───── Record extracts

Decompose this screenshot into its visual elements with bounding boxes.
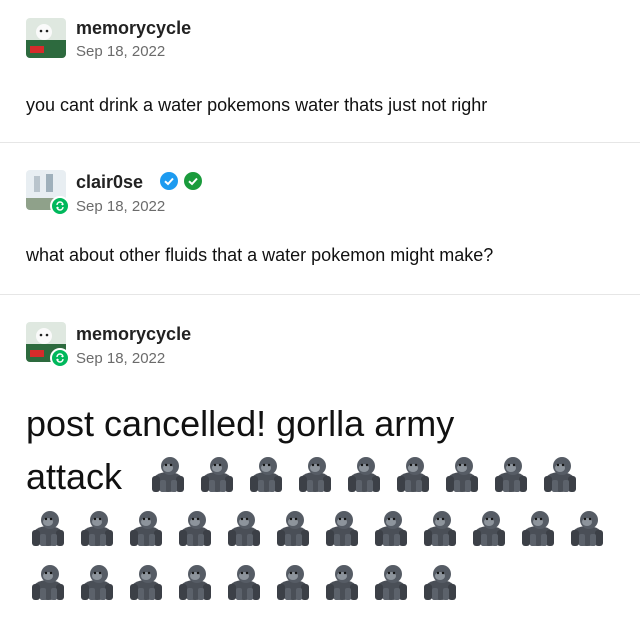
post-1-body: you cant drink a water pokemons water th… (26, 95, 488, 115)
gorilla-icon (152, 457, 184, 492)
post-2-date[interactable]: Sep 18, 2022 (76, 198, 165, 215)
post-2-username[interactable]: clair0se (76, 172, 143, 193)
gorilla-icon (375, 511, 407, 546)
gorilla-icon (424, 565, 456, 600)
post-2-body: what about other fluids that a water pok… (26, 245, 494, 265)
post-3-body-line1: post cancelled! gorlla army (26, 403, 455, 444)
gorilla-icon (522, 511, 554, 546)
post-1-date[interactable]: Sep 18, 2022 (76, 43, 165, 60)
gorilla-icon (32, 565, 64, 600)
gorilla-icon (130, 511, 162, 546)
verified-blue-icon (160, 172, 178, 190)
gorilla-icon (201, 457, 233, 492)
gorilla-icon (495, 457, 527, 492)
gorilla-icon (277, 565, 309, 600)
gorilla-icon (326, 511, 358, 546)
gorilla-icon (179, 565, 211, 600)
gorilla-icon (348, 457, 380, 492)
reblog-icon (50, 196, 70, 216)
gorilla-icon (299, 457, 331, 492)
gorilla-icon (544, 457, 576, 492)
reblog-icon (50, 348, 70, 368)
gorilla-icon (326, 565, 358, 600)
gorilla-icon (277, 511, 309, 546)
divider-1 (0, 142, 640, 143)
gorilla-icon (397, 457, 429, 492)
divider-2 (0, 294, 640, 295)
gorilla-icon (179, 511, 211, 546)
verified-green-icon (184, 172, 202, 190)
gorilla-icon (32, 511, 64, 546)
gorilla-icon (424, 511, 456, 546)
gorilla-icon (250, 457, 282, 492)
avatar-memorycycle[interactable] (26, 18, 66, 58)
post-3-date[interactable]: Sep 18, 2022 (76, 350, 165, 367)
gorilla-icon (130, 565, 162, 600)
gorilla-icon (81, 565, 113, 600)
post-3-body-line2: attack (26, 456, 123, 497)
gorilla-icon (375, 565, 407, 600)
gorilla-icon (473, 511, 505, 546)
post-1-username[interactable]: memorycycle (76, 18, 191, 39)
gorilla-icon (228, 511, 260, 546)
post-3-username[interactable]: memorycycle (76, 324, 191, 345)
gorilla-icon (571, 511, 603, 546)
gorilla-icon (81, 511, 113, 546)
gorilla-icon (228, 565, 260, 600)
gorilla-icon (446, 457, 478, 492)
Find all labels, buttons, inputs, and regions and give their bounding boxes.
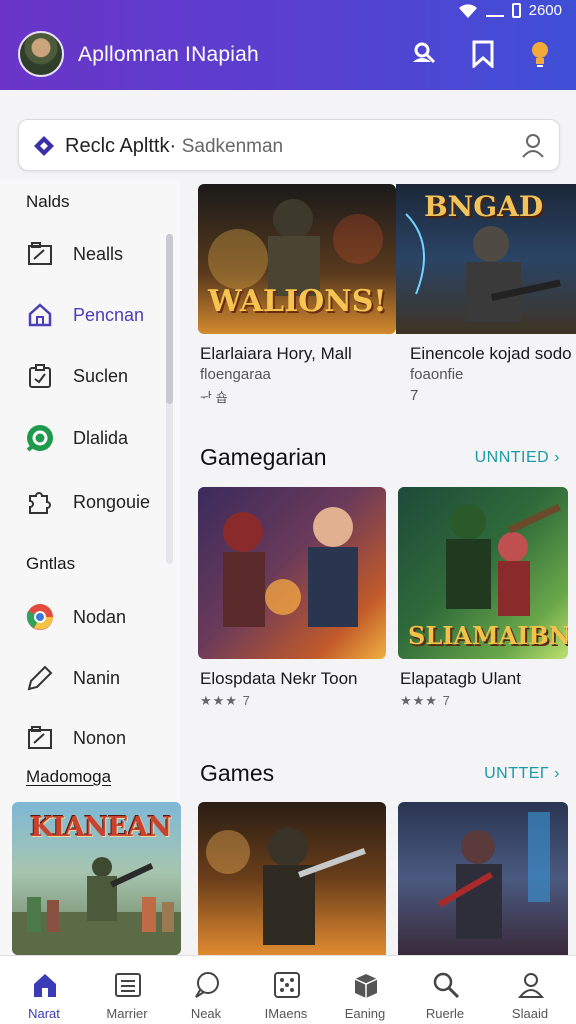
sidebar-item-dlalida[interactable]: Dlalida	[24, 418, 174, 458]
tab-label: Ruerle	[425, 1006, 465, 1021]
section-title: Games	[200, 760, 275, 786]
tab-label: Slaaid	[511, 1006, 549, 1021]
sidebar-section-title: Madomoga	[26, 767, 112, 786]
sidebar-item-rongouie[interactable]: Rongouie	[24, 482, 174, 522]
featured-meta: ᆉ 숍	[200, 390, 228, 405]
tab-marrier[interactable]: Marrier	[87, 956, 167, 1024]
sidebar-item-label: Nodan	[73, 606, 127, 627]
featured-title[interactable]: Elarlaiara Hory, Mall	[200, 344, 352, 364]
search-bar[interactable]: Reclc Aplttk· Sadkenman	[18, 119, 560, 171]
featured-card-image[interactable]: BNGAD	[396, 184, 576, 334]
clipboard-icon	[24, 360, 56, 392]
promo-game-card[interactable]: KIANEAN	[12, 802, 181, 955]
folder-icon	[24, 238, 56, 270]
sidebar-item-nealls[interactable]: Nealls	[24, 234, 174, 274]
game-artwork	[206, 827, 366, 945]
list-icon	[113, 970, 143, 1000]
game-card-image[interactable]	[398, 802, 568, 955]
tab-imaens[interactable]: IMaens	[246, 956, 326, 1024]
folder-icon	[24, 722, 56, 754]
game-rating: ★★★ 7	[200, 693, 251, 708]
home-icon	[30, 970, 60, 1000]
featured-banner-text: BNGAD	[424, 190, 544, 223]
search-query: Reclc Aplttk	[65, 135, 170, 157]
sidebar-item-label: Rongouie	[73, 491, 151, 512]
tab-neak[interactable]: Neak	[166, 956, 246, 1024]
sidebar-item-suclen[interactable]: Suclen	[24, 356, 174, 396]
chat-bubble-icon	[192, 970, 222, 1000]
user-icon[interactable]	[521, 133, 545, 164]
featured-meta: 7	[410, 387, 419, 404]
tab-label: Eaning	[344, 1006, 386, 1021]
search-separator: ·	[169, 135, 177, 157]
home-icon	[24, 299, 56, 331]
game-card-image[interactable]: SLIAMAIBN	[398, 487, 568, 659]
app-logo-icon	[33, 135, 55, 162]
search-input[interactable]: Reclc Aplttk· Sadkenman	[65, 135, 283, 158]
promo-title: KIANEAN	[30, 812, 172, 843]
app-header: 2600 Apllomnan INapiah	[0, 0, 576, 90]
signal-icon	[485, 5, 504, 17]
featured-title[interactable]: Einencole kojad sodo	[410, 344, 572, 364]
avatar[interactable]	[18, 31, 64, 77]
user-search-icon[interactable]	[410, 40, 438, 68]
section-title: Gamegarian	[200, 444, 327, 470]
sidebar-item-label: Suclen	[73, 365, 129, 386]
sidebar-item-nonon[interactable]: Nonon	[24, 718, 174, 758]
tab-slaaid[interactable]: Slaaid	[490, 956, 570, 1024]
app-title: Apllomnan INapiah	[78, 43, 259, 66]
bookmark-icon[interactable]	[469, 40, 497, 68]
dice-icon	[272, 970, 302, 1000]
tab-label: Narat	[28, 1006, 60, 1021]
chrome-icon	[24, 601, 56, 633]
game-title[interactable]: Elospdata Nekr Toon	[200, 669, 358, 689]
sidebar-section-title: Nalds	[26, 192, 70, 211]
chat-icon	[24, 422, 56, 454]
sidebar-item-nanin[interactable]: Nanin	[24, 658, 174, 698]
status-time: 2600	[528, 2, 562, 19]
status-bar: 2600	[458, 2, 562, 19]
bottom-nav: Narat Marrier Neak IMaens Eaning Ruerle …	[0, 955, 576, 1024]
game-artwork	[438, 812, 550, 939]
tab-label: Neak	[190, 1006, 222, 1021]
promo-artwork	[12, 857, 181, 955]
puzzle-icon	[24, 486, 56, 518]
search-icon	[431, 970, 461, 1000]
sidebar-item-nodan[interactable]: Nodan	[24, 597, 174, 637]
game-card-image[interactable]	[198, 487, 386, 659]
lightbulb-icon[interactable]	[526, 40, 554, 68]
sidebar-section-title: Gntlas	[26, 554, 76, 573]
tab-label: IMaens	[264, 1006, 308, 1021]
featured-banner-text: WALIONS!	[208, 284, 387, 319]
tab-narat[interactable]: Narat	[4, 956, 84, 1024]
game-card-image[interactable]	[198, 802, 386, 955]
sidebar-item-label: Nanin	[73, 667, 121, 688]
box-icon	[351, 970, 381, 1000]
sidebar-item-pencnan[interactable]: Pencnan	[24, 295, 174, 335]
tab-label: Marrier	[106, 1006, 148, 1021]
search-placeholder: Sadkenman	[181, 136, 284, 157]
game-artwork	[223, 507, 358, 627]
sidebar-item-label: Dlalida	[73, 427, 129, 448]
battery-icon	[511, 3, 521, 18]
sidebar-item-label: Pencnan	[73, 304, 145, 325]
tab-eaning[interactable]: Eaning	[325, 956, 405, 1024]
sidebar-item-label: Nonon	[73, 727, 127, 748]
profile-icon	[516, 970, 546, 1000]
tab-ruerle[interactable]: Ruerle	[405, 956, 485, 1024]
featured-subtitle: foaonfie	[410, 366, 464, 383]
featured-card-image[interactable]: WALIONS!	[198, 184, 396, 334]
featured-subtitle: floengaraa	[200, 366, 271, 383]
wifi-icon	[458, 3, 477, 18]
section-see-all-link[interactable]: UNTTEΓ ›	[484, 765, 560, 783]
game-banner-text: SLIAMAIBN	[408, 621, 568, 650]
sidebar-item-label: Nealls	[73, 243, 124, 264]
game-title[interactable]: Elapatagb Ulant	[400, 669, 521, 689]
pencil-icon	[24, 662, 56, 694]
section-see-all-link[interactable]: UNNTIED ›	[475, 449, 560, 467]
game-rating: ★★★ 7	[400, 693, 451, 708]
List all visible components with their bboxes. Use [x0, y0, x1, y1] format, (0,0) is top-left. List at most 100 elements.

──────────

**What this task involves**: Reproduce the stretch of the data from the line containing "418, 174, 458]" through the line containing "184, 576, 334]" as a numbered list, with both of those lines included and any blank lines omitted.

**Solution for this exercise**:
1. sidebar-item-dlalida[interactable]: Dlalida	[24, 418, 174, 458]
2. tab-label: Ruerle	[425, 1006, 465, 1021]
3. section-title: Games	[200, 760, 275, 786]
4. tab-label: Slaaid	[511, 1006, 549, 1021]
5. sidebar-section-title: Madomoga	[26, 767, 112, 786]
6. sidebar-item-rongouie[interactable]: Rongouie	[24, 482, 174, 522]
7. featured-meta: ᆉ 숍	[200, 390, 228, 405]
8. tab-marrier[interactable]: Marrier	[87, 956, 167, 1024]
9. sidebar-item-label: Nodan	[73, 606, 127, 627]
10. featured-title[interactable]: Elarlaiara Hory, Mall	[200, 344, 352, 364]
11. search-bar[interactable]: Reclc Aplttk· Sadkenman	[18, 119, 560, 171]
12. featured-card-image[interactable]: BNGAD	[396, 184, 576, 334]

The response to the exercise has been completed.